Brief
Give back each line of the material that contains the word "Rate".

"""

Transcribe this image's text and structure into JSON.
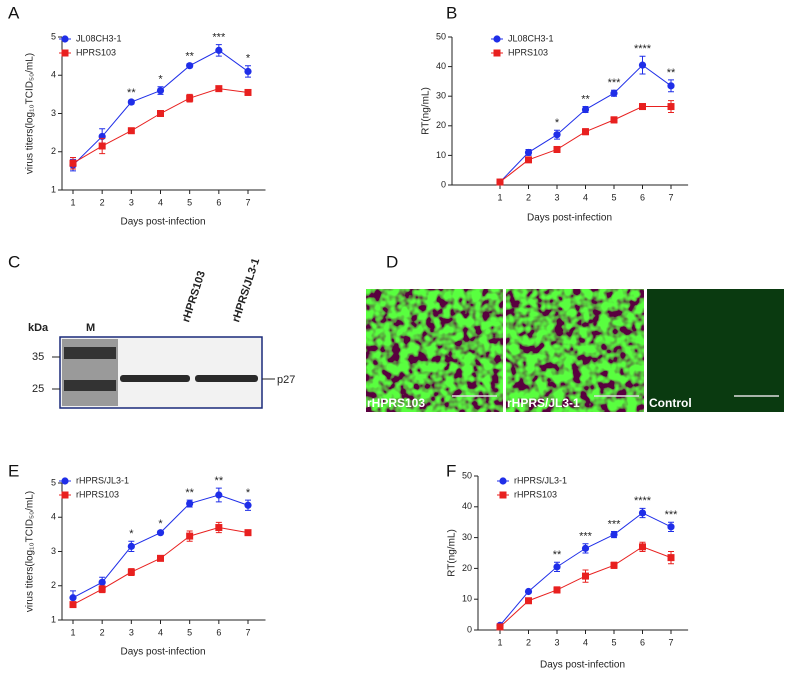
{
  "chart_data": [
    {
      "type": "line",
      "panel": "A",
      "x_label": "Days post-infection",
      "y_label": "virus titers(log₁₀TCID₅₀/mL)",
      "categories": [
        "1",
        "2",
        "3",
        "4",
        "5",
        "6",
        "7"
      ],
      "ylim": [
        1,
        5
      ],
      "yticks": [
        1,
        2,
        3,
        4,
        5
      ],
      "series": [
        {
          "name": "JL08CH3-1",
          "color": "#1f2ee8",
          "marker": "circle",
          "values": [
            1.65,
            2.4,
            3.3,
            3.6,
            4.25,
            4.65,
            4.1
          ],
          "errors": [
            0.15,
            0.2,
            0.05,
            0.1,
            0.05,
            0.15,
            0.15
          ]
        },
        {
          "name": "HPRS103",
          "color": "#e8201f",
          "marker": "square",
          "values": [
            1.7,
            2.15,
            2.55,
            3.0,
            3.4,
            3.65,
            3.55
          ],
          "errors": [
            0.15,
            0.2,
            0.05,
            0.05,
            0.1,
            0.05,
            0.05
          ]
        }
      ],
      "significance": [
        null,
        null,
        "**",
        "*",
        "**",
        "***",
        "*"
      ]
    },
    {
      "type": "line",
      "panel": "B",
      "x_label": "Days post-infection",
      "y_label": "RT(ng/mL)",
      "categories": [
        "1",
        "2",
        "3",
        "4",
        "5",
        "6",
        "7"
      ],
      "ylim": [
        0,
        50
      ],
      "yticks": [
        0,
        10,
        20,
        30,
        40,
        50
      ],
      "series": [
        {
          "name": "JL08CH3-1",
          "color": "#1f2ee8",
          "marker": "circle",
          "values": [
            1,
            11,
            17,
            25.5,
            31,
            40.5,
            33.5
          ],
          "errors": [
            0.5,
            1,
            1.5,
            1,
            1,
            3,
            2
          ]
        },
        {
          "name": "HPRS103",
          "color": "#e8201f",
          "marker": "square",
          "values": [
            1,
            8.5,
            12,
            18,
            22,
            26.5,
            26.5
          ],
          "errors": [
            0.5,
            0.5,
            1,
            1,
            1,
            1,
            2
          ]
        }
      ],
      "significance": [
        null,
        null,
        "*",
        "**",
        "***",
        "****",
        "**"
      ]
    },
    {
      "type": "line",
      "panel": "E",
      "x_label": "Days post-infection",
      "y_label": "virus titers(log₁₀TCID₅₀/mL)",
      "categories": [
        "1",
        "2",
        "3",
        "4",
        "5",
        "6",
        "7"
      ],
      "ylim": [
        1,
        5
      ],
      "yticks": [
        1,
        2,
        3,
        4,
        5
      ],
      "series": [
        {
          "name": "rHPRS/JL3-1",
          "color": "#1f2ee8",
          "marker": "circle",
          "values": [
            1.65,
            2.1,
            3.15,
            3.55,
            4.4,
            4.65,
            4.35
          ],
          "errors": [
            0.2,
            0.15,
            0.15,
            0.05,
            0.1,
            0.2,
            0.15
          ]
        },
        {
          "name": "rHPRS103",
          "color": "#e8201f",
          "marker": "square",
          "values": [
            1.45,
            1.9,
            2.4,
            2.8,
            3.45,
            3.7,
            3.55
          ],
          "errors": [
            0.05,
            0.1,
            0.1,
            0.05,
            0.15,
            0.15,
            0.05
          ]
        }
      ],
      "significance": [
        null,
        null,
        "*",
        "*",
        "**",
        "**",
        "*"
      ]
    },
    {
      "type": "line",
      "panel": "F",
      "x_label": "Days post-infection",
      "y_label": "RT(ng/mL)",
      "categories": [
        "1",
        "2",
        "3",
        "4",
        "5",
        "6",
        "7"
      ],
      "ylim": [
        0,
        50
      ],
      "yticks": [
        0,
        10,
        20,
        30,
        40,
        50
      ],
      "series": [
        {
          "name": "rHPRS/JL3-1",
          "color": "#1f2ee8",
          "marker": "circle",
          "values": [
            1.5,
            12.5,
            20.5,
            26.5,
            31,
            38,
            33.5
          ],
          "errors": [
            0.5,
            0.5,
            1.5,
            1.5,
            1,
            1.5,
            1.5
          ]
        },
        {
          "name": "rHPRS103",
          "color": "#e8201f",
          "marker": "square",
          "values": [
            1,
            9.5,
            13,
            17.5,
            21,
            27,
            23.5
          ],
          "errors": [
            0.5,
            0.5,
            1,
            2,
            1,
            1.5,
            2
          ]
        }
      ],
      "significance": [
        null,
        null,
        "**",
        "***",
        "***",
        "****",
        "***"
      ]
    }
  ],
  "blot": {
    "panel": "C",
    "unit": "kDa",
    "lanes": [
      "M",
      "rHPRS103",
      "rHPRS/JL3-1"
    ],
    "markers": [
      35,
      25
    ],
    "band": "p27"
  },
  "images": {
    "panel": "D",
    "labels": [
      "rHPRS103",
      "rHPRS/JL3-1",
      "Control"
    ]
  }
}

"""
"""

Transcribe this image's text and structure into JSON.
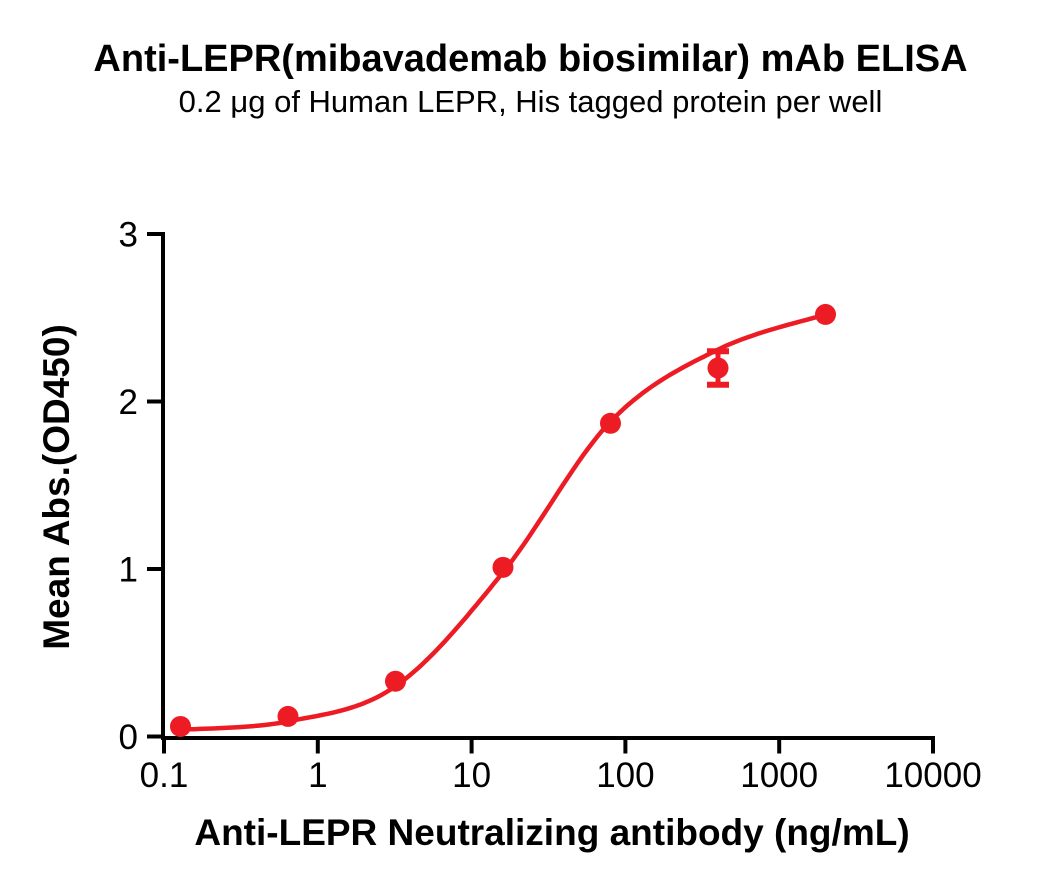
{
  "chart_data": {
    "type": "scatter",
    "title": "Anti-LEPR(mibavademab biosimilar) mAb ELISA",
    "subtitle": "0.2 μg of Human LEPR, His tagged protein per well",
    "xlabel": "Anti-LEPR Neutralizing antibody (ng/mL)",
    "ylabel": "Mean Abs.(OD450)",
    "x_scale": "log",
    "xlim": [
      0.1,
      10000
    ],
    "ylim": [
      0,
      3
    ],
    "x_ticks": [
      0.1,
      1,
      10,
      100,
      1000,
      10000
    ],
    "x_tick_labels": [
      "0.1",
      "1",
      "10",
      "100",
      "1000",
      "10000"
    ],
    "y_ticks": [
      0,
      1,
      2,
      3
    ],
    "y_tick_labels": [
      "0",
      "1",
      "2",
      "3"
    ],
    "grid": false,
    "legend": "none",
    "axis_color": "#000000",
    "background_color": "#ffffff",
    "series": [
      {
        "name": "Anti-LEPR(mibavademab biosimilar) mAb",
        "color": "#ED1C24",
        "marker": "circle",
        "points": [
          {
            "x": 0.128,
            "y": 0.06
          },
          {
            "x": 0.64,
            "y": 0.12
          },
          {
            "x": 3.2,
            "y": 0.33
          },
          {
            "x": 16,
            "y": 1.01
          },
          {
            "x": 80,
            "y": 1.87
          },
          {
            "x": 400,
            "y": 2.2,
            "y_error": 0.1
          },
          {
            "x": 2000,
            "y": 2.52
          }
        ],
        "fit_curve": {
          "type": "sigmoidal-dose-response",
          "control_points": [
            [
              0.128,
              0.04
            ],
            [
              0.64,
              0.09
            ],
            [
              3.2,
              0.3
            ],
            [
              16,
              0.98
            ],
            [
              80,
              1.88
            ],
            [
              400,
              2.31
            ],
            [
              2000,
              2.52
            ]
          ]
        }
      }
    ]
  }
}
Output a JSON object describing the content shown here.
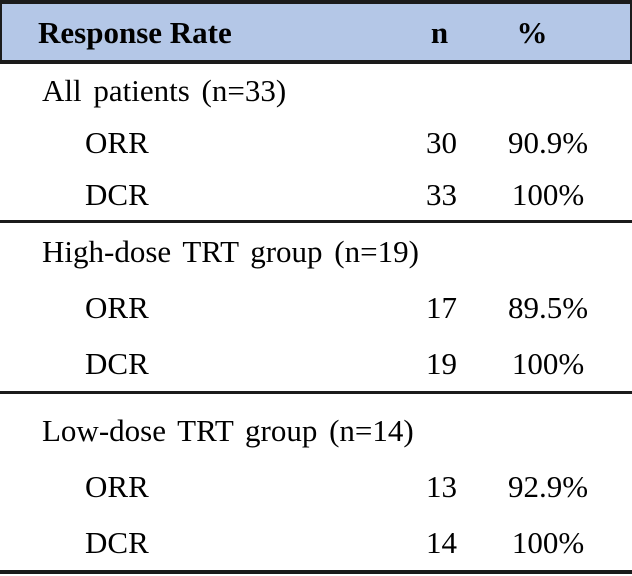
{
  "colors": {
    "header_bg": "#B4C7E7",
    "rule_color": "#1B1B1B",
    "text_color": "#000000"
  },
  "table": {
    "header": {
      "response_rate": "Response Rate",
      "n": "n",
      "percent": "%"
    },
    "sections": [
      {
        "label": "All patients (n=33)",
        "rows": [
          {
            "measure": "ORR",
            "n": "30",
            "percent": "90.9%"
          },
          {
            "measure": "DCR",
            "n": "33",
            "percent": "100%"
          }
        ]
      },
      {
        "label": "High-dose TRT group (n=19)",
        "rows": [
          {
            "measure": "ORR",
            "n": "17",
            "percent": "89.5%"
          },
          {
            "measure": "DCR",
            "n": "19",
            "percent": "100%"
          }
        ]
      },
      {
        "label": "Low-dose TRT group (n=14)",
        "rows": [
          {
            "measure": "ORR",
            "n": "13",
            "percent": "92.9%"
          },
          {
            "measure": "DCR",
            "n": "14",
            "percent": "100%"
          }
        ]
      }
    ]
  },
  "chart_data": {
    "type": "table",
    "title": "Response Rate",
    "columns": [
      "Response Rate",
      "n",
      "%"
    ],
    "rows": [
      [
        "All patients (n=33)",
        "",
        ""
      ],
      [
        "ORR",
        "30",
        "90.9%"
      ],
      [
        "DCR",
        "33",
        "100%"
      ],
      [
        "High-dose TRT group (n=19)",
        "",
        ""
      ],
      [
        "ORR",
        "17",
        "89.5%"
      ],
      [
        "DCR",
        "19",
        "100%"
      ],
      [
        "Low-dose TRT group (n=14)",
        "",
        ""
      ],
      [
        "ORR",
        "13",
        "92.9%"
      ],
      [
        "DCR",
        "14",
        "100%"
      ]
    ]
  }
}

"""

Solution for this problem
      "response_rate": "Response Rate",
    "title": "Response Rate",
      "Response Rate",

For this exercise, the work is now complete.